(Records from a data collection)
═══

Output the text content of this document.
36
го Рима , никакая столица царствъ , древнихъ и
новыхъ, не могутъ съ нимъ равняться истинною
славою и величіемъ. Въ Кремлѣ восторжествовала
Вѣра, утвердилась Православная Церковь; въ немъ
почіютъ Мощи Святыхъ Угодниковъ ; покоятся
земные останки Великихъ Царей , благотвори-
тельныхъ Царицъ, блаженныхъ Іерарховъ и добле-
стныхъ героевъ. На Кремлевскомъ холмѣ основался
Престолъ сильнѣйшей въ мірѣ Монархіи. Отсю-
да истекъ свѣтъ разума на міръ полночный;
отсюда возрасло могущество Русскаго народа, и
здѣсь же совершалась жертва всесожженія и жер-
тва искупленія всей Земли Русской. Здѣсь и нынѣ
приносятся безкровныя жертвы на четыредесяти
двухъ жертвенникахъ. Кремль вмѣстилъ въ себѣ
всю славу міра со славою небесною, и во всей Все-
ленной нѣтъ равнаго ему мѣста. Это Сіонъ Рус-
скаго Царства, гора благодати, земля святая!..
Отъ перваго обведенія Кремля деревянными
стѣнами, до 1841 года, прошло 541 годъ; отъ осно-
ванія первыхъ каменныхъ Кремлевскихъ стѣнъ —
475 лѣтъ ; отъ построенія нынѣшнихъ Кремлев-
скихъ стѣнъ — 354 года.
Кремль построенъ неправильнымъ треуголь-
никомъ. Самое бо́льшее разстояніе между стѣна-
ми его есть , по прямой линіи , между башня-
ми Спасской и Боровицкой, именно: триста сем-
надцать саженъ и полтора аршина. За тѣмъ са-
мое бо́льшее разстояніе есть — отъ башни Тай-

═══

*Your goal*
From the entries above, pull out each line that includes "всей".

*Written answer*
тва искупленія всей Земли Русской. Здѣсь и нынѣ
всю славу міра со славою небесною, и во всей Все-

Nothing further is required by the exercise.